▸ DIRECTION: Reproduce the listing that follows with no differences at all.

(Items from a dataset)
- - - - - - -

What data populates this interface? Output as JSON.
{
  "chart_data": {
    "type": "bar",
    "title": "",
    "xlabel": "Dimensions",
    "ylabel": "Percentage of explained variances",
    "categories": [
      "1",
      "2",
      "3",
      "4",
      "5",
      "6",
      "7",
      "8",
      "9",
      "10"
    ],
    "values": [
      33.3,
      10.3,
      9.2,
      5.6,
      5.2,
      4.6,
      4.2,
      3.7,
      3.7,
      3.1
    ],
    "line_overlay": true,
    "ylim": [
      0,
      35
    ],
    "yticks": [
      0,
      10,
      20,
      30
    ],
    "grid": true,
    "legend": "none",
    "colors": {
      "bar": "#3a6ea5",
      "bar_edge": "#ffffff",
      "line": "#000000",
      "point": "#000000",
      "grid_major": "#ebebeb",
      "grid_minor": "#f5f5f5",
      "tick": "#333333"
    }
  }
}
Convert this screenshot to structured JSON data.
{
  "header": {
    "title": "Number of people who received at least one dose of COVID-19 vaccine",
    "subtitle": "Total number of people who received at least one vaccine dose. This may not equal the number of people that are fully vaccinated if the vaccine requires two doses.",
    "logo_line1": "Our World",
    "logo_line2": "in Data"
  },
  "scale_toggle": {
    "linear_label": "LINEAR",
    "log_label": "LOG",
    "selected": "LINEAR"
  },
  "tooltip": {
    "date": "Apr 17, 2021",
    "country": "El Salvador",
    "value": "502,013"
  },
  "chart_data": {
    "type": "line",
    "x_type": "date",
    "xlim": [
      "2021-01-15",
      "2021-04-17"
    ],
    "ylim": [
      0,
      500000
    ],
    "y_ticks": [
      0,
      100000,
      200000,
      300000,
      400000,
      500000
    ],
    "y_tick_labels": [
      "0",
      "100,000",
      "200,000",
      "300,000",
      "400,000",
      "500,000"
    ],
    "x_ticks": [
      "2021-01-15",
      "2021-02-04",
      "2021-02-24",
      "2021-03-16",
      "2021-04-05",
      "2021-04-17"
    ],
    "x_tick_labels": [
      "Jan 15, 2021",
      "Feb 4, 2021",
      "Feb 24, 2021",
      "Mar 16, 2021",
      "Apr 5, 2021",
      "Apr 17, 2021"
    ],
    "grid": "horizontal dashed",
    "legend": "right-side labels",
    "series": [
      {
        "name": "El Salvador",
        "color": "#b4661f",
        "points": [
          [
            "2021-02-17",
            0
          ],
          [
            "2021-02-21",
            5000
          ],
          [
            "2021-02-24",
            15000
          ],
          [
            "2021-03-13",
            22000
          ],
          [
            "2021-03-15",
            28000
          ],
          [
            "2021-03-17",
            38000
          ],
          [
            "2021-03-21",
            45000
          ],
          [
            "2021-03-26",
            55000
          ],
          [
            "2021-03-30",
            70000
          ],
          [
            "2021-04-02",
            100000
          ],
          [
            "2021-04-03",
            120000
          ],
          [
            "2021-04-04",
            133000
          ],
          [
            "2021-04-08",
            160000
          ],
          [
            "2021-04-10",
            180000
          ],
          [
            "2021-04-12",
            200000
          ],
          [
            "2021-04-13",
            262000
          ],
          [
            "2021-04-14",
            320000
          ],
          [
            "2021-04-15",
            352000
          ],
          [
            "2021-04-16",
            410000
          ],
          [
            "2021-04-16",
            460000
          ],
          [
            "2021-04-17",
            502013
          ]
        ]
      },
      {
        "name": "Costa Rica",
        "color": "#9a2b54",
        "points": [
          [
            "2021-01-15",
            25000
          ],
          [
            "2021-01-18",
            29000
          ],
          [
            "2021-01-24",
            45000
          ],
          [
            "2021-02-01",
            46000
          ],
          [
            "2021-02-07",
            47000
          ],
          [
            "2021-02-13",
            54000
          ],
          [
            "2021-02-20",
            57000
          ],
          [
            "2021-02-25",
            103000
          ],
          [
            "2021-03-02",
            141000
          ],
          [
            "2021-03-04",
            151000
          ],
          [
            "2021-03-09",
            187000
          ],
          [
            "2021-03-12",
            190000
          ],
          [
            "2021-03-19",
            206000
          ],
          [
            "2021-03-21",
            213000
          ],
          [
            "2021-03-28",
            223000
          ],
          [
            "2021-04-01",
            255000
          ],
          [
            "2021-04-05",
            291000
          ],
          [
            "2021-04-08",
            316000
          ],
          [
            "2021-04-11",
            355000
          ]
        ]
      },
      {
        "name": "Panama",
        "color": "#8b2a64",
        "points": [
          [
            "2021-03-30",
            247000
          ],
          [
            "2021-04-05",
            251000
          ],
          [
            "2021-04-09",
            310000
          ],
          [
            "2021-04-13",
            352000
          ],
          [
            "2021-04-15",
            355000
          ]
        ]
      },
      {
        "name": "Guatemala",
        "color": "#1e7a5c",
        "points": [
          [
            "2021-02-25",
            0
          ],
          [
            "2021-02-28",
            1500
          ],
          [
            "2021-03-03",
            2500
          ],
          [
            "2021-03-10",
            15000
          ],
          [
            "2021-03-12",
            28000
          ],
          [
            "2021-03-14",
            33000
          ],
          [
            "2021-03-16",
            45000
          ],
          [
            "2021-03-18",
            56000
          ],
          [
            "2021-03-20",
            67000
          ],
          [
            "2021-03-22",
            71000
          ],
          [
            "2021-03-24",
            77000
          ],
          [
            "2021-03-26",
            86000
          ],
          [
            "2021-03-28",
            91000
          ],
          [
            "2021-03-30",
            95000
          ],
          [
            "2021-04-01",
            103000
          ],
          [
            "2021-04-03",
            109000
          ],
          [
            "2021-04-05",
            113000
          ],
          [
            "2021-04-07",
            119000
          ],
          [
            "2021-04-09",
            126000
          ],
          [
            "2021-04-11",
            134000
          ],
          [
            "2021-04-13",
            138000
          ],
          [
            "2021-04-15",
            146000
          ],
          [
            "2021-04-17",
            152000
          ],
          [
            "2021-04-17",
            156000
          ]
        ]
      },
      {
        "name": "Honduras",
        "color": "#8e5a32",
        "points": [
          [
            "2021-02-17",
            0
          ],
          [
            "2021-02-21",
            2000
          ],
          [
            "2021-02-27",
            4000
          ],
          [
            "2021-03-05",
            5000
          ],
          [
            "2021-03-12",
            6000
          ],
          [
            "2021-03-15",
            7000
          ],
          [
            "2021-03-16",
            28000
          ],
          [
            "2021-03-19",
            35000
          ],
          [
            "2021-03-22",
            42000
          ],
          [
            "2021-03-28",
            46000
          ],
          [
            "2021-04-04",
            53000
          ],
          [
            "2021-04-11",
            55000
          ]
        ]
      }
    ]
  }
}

- - - - - - -

▸ ANSWER TO THE PROBLEM:
What data populates this interface? Output as JSON.
{
  "chart_data": {
    "type": "bar",
    "title": "",
    "xlabel": "Dimensions",
    "ylabel": "Percentage of explained variances",
    "categories": [
      "1",
      "2",
      "3",
      "4",
      "5",
      "6",
      "7",
      "8",
      "9",
      "10"
    ],
    "values": [
      33.3,
      10.3,
      9.2,
      5.6,
      5.2,
      4.6,
      4.2,
      3.7,
      3.7,
      3.1
    ],
    "line_overlay": true,
    "ylim": [
      0,
      35
    ],
    "yticks": [
      0,
      10,
      20,
      30
    ],
    "grid": true,
    "legend": "none",
    "colors": {
      "bar": "#3a6ea5",
      "bar_edge": "#ffffff",
      "line": "#000000",
      "point": "#000000",
      "grid_major": "#ebebeb",
      "grid_minor": "#f5f5f5",
      "tick": "#333333"
    }
  }
}
Convert this screenshot to structured JSON data.
{
  "header": {
    "title": "Number of people who received at least one dose of COVID-19 vaccine",
    "subtitle": "Total number of people who received at least one vaccine dose. This may not equal the number of people that are fully vaccinated if the vaccine requires two doses.",
    "logo_line1": "Our World",
    "logo_line2": "in Data"
  },
  "scale_toggle": {
    "linear_label": "LINEAR",
    "log_label": "LOG",
    "selected": "LINEAR"
  },
  "tooltip": {
    "date": "Apr 17, 2021",
    "country": "El Salvador",
    "value": "502,013"
  },
  "chart_data": {
    "type": "line",
    "x_type": "date",
    "xlim": [
      "2021-01-15",
      "2021-04-17"
    ],
    "ylim": [
      0,
      500000
    ],
    "y_ticks": [
      0,
      100000,
      200000,
      300000,
      400000,
      500000
    ],
    "y_tick_labels": [
      "0",
      "100,000",
      "200,000",
      "300,000",
      "400,000",
      "500,000"
    ],
    "x_ticks": [
      "2021-01-15",
      "2021-02-04",
      "2021-02-24",
      "2021-03-16",
      "2021-04-05",
      "2021-04-17"
    ],
    "x_tick_labels": [
      "Jan 15, 2021",
      "Feb 4, 2021",
      "Feb 24, 2021",
      "Mar 16, 2021",
      "Apr 5, 2021",
      "Apr 17, 2021"
    ],
    "grid": "horizontal dashed",
    "legend": "right-side labels",
    "series": [
      {
        "name": "El Salvador",
        "color": "#b4661f",
        "points": [
          [
            "2021-02-17",
            0
          ],
          [
            "2021-02-21",
            5000
          ],
          [
            "2021-02-24",
            15000
          ],
          [
            "2021-03-13",
            22000
          ],
          [
            "2021-03-15",
            28000
          ],
          [
            "2021-03-17",
            38000
          ],
          [
            "2021-03-21",
            45000
          ],
          [
            "2021-03-26",
            55000
          ],
          [
            "2021-03-30",
            70000
          ],
          [
            "2021-04-02",
            100000
          ],
          [
            "2021-04-03",
            120000
          ],
          [
            "2021-04-04",
            133000
          ],
          [
            "2021-04-08",
            160000
          ],
          [
            "2021-04-10",
            180000
          ],
          [
            "2021-04-12",
            200000
          ],
          [
            "2021-04-13",
            262000
          ],
          [
            "2021-04-14",
            320000
          ],
          [
            "2021-04-15",
            352000
          ],
          [
            "2021-04-16",
            410000
          ],
          [
            "2021-04-16",
            460000
          ],
          [
            "2021-04-17",
            502013
          ]
        ]
      },
      {
        "name": "Costa Rica",
        "color": "#9a2b54",
        "points": [
          [
            "2021-01-15",
            25000
          ],
          [
            "2021-01-18",
            29000
          ],
          [
            "2021-01-24",
            45000
          ],
          [
            "2021-02-01",
            46000
          ],
          [
            "2021-02-07",
            47000
          ],
          [
            "2021-02-13",
            54000
          ],
          [
            "2021-02-20",
            57000
          ],
          [
            "2021-02-25",
            103000
          ],
          [
            "2021-03-02",
            141000
          ],
          [
            "2021-03-04",
            151000
          ],
          [
            "2021-03-09",
            187000
          ],
          [
            "2021-03-12",
            190000
          ],
          [
            "2021-03-19",
            206000
          ],
          [
            "2021-03-21",
            213000
          ],
          [
            "2021-03-28",
            223000
          ],
          [
            "2021-04-01",
            255000
          ],
          [
            "2021-04-05",
            291000
          ],
          [
            "2021-04-08",
            316000
          ],
          [
            "2021-04-11",
            355000
          ]
        ]
      },
      {
        "name": "Panama",
        "color": "#8b2a64",
        "points": [
          [
            "2021-03-30",
            247000
          ],
          [
            "2021-04-05",
            251000
          ],
          [
            "2021-04-09",
            310000
          ],
          [
            "2021-04-13",
            352000
          ],
          [
            "2021-04-15",
            355000
          ]
        ]
      },
      {
        "name": "Guatemala",
        "color": "#1e7a5c",
        "points": [
          [
            "2021-02-25",
            0
          ],
          [
            "2021-02-28",
            1500
          ],
          [
            "2021-03-03",
            2500
          ],
          [
            "2021-03-10",
            15000
          ],
          [
            "2021-03-12",
            28000
          ],
          [
            "2021-03-14",
            33000
          ],
          [
            "2021-03-16",
            45000
          ],
          [
            "2021-03-18",
            56000
          ],
          [
            "2021-03-20",
            67000
          ],
          [
            "2021-03-22",
            71000
          ],
          [
            "2021-03-24",
            77000
          ],
          [
            "2021-03-26",
            86000
          ],
          [
            "2021-03-28",
            91000
          ],
          [
            "2021-03-30",
            95000
          ],
          [
            "2021-04-01",
            103000
          ],
          [
            "2021-04-03",
            109000
          ],
          [
            "2021-04-05",
            113000
          ],
          [
            "2021-04-07",
            119000
          ],
          [
            "2021-04-09",
            126000
          ],
          [
            "2021-04-11",
            134000
          ],
          [
            "2021-04-13",
            138000
          ],
          [
            "2021-04-15",
            146000
          ],
          [
            "2021-04-17",
            152000
          ],
          [
            "2021-04-17",
            156000
          ]
        ]
      },
      {
        "name": "Honduras",
        "color": "#8e5a32",
        "points": [
          [
            "2021-02-17",
            0
          ],
          [
            "2021-02-21",
            2000
          ],
          [
            "2021-02-27",
            4000
          ],
          [
            "2021-03-05",
            5000
          ],
          [
            "2021-03-12",
            6000
          ],
          [
            "2021-03-15",
            7000
          ],
          [
            "2021-03-16",
            28000
          ],
          [
            "2021-03-19",
            35000
          ],
          [
            "2021-03-22",
            42000
          ],
          [
            "2021-03-28",
            46000
          ],
          [
            "2021-04-04",
            53000
          ],
          [
            "2021-04-11",
            55000
          ]
        ]
      }
    ]
  }
}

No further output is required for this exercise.